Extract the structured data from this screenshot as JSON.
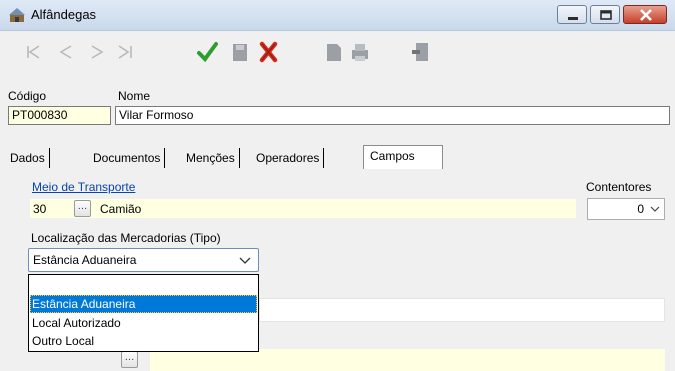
{
  "window": {
    "title": "Alfândegas"
  },
  "header": {
    "codigo_label": "Código",
    "nome_label": "Nome",
    "codigo_value": "PT000830",
    "nome_value": "Vilar Formoso"
  },
  "tabs": [
    {
      "label": "Dados Gerais"
    },
    {
      "label": "Documentos"
    },
    {
      "label": "Menções"
    },
    {
      "label": "Operadores"
    },
    {
      "label": "Campos Automáticos"
    }
  ],
  "campos": {
    "meio_label": "Meio de Transporte",
    "meio_code": "30",
    "meio_desc": "Camião",
    "contentores_label": "Contentores",
    "contentores_value": "0",
    "localizacao_label": "Localização das Mercadorias (Tipo)",
    "localizacao_selected": "Estância Aduaneira",
    "options": [
      "",
      "Estância Aduaneira",
      "Local Autorizado",
      "Outro Local"
    ],
    "ellipsis": "…"
  },
  "colors": {
    "field_bg": "#ffffe1",
    "selection": "#0078d7",
    "link": "#0645ad",
    "check": "#2e9d2e",
    "cross": "#d52a1a"
  }
}
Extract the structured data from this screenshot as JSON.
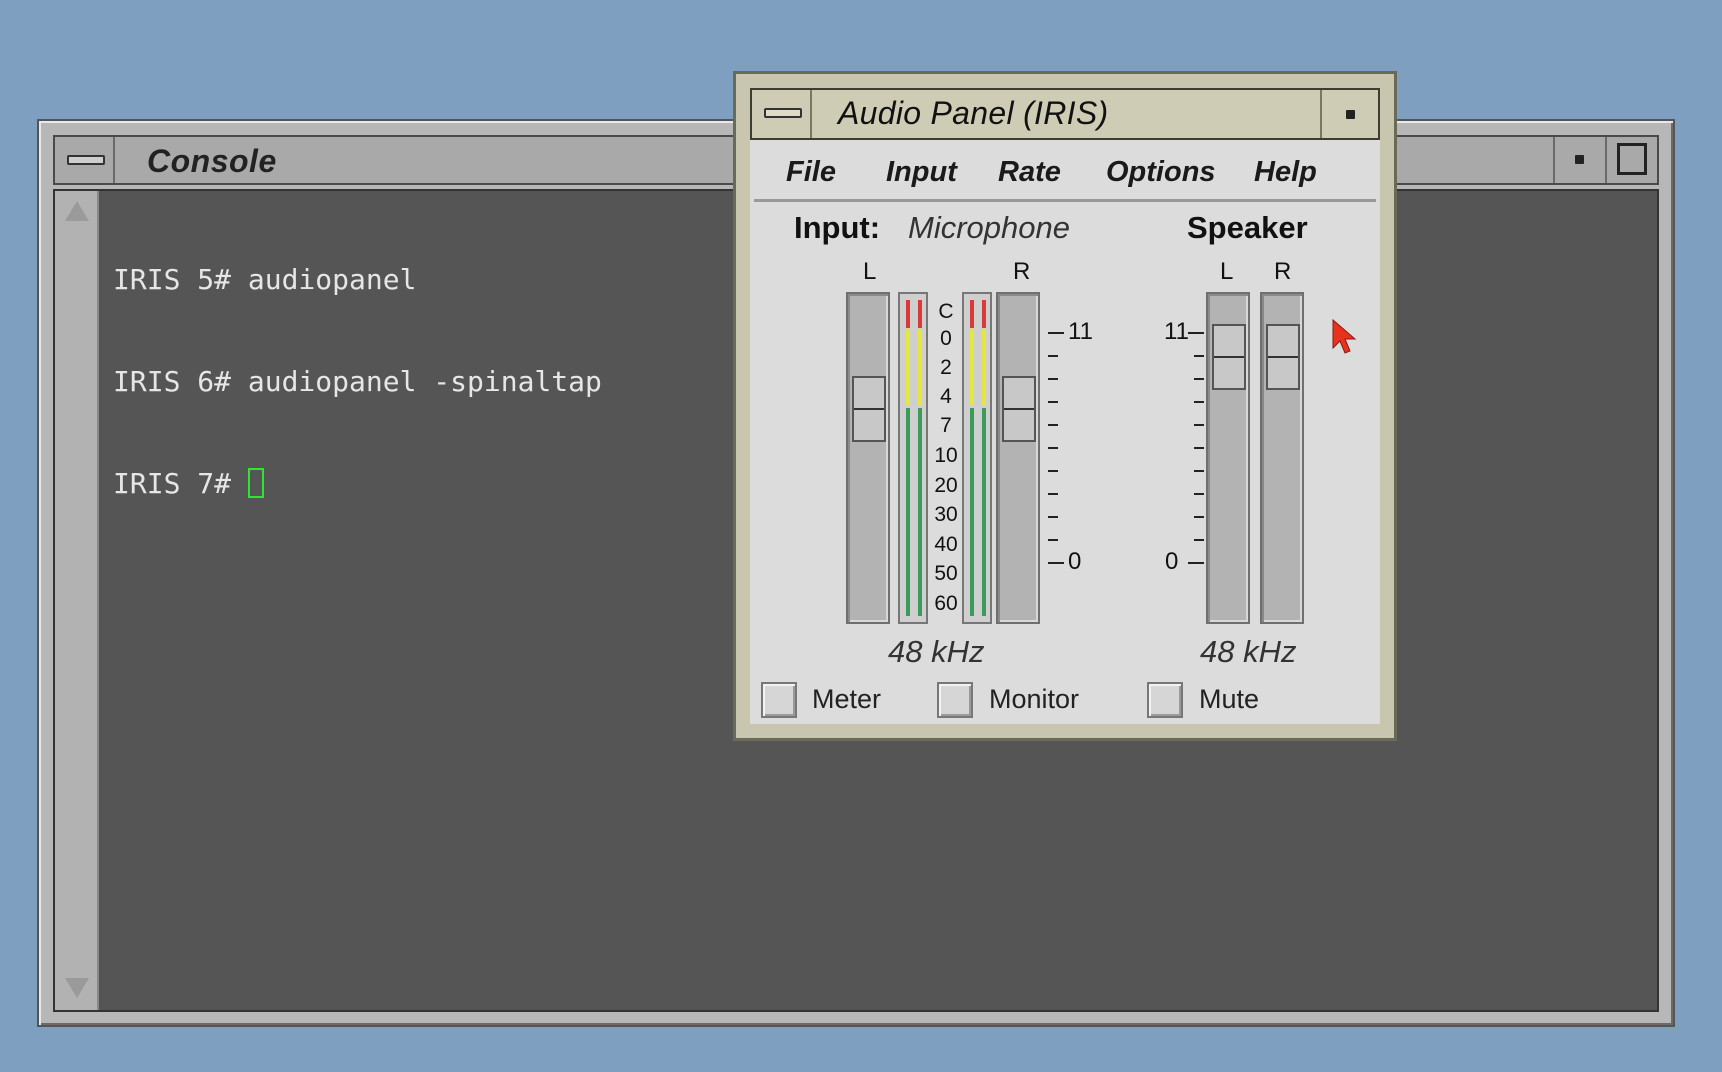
{
  "console": {
    "title": "Console",
    "lines": [
      "IRIS 5# audiopanel",
      "IRIS 6# audiopanel -spinaltap",
      "IRIS 7# "
    ],
    "cursor_color": "#2ee62e"
  },
  "audio_panel": {
    "title": "Audio Panel (IRIS)",
    "menu": [
      {
        "label": "File"
      },
      {
        "label": "Input"
      },
      {
        "label": "Rate"
      },
      {
        "label": "Options"
      },
      {
        "label": "Help"
      }
    ],
    "input_section": {
      "label": "Input:",
      "source": "Microphone",
      "left_label": "L",
      "right_label": "R",
      "db_scale": [
        "C",
        "0",
        "2",
        "4",
        "7",
        "10",
        "20",
        "30",
        "40",
        "50",
        "60"
      ],
      "gain_max": "11",
      "gain_min": "0",
      "rate": "48 kHz"
    },
    "speaker_section": {
      "label": "Speaker",
      "left_label": "L",
      "right_label": "R",
      "gain_max": "11",
      "gain_min": "0",
      "rate": "48 kHz"
    },
    "checkboxes": [
      {
        "label": "Meter",
        "checked": false
      },
      {
        "label": "Monitor",
        "checked": false
      },
      {
        "label": "Mute",
        "checked": false
      }
    ]
  },
  "colors": {
    "desktop": "#7f9fc1",
    "terminal_bg": "#555555",
    "meter_red": "#d83a3a",
    "meter_yellow": "#e6e640",
    "meter_green": "#3c9a5a",
    "pointer": "#e8321e"
  },
  "icons": [
    "window-menu-icon",
    "minimize-icon",
    "maximize-icon",
    "scroll-up-arrow-icon",
    "scroll-down-arrow-icon",
    "mouse-pointer-icon"
  ]
}
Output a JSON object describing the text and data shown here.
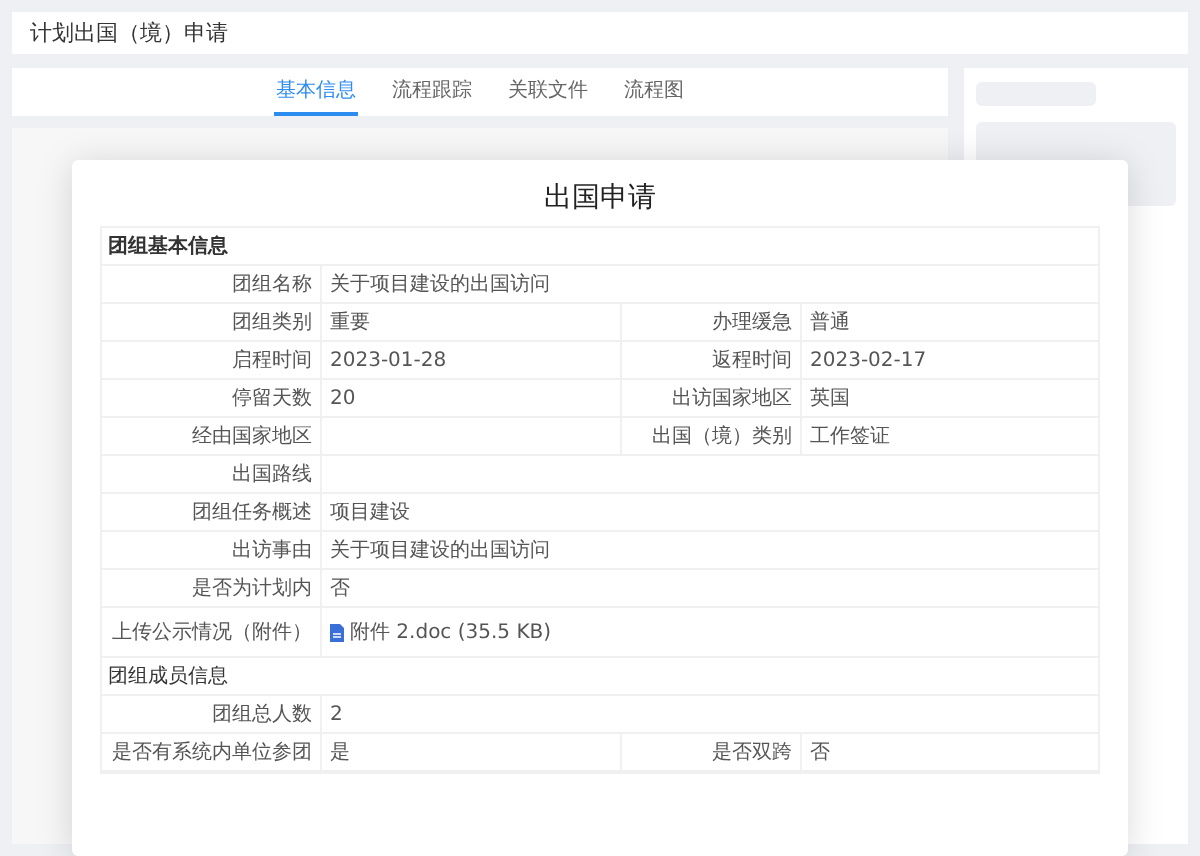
{
  "page": {
    "title": "计划出国（境）申请"
  },
  "tabs": [
    {
      "label": "基本信息",
      "selected": true
    },
    {
      "label": "流程跟踪",
      "selected": false
    },
    {
      "label": "关联文件",
      "selected": false
    },
    {
      "label": "流程图",
      "selected": false
    }
  ],
  "dialog": {
    "title": "出国申请",
    "rows": [
      {
        "kind": "section",
        "label": "团组基本信息"
      },
      {
        "kind": "full",
        "label": "团组名称",
        "value": "关于项目建设的出国访问"
      },
      {
        "kind": "pair",
        "label": "团组类别",
        "value": "重要",
        "label_2": "办理缓急",
        "value_2": "普通"
      },
      {
        "kind": "pair",
        "label": "启程时间",
        "value": "2023-01-28",
        "label_2": "返程时间",
        "value_2": "2023-02-17"
      },
      {
        "kind": "pair",
        "label": "停留天数",
        "value": "20",
        "label_2": "出访国家地区",
        "value_2": "英国"
      },
      {
        "kind": "pair",
        "label": "经由国家地区",
        "label_2": "出国（境）类别",
        "value_2": "工作签证"
      },
      {
        "kind": "full",
        "label": "出国路线"
      },
      {
        "kind": "full",
        "label": "团组任务概述",
        "value": "项目建设"
      },
      {
        "kind": "full",
        "label": "出访事由",
        "value": "关于项目建设的出国访问"
      },
      {
        "kind": "full",
        "label": "是否为计划内",
        "value": "否"
      },
      {
        "kind": "file",
        "label": "上传公示情况（附件）",
        "value": "附件 2.doc (35.5 KB)"
      },
      {
        "kind": "section",
        "label": "团组成员信息"
      },
      {
        "kind": "full",
        "label": "团组总人数",
        "value": "2"
      },
      {
        "kind": "pair",
        "label": "是否有系统内单位参团",
        "value": "是",
        "label_2": "是否双跨",
        "value_2": "否"
      }
    ]
  }
}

=-=-=

REQUIRED WORK — Find every line with the word "scroll" and state how many there are, with no other words.

SOLUTION — 2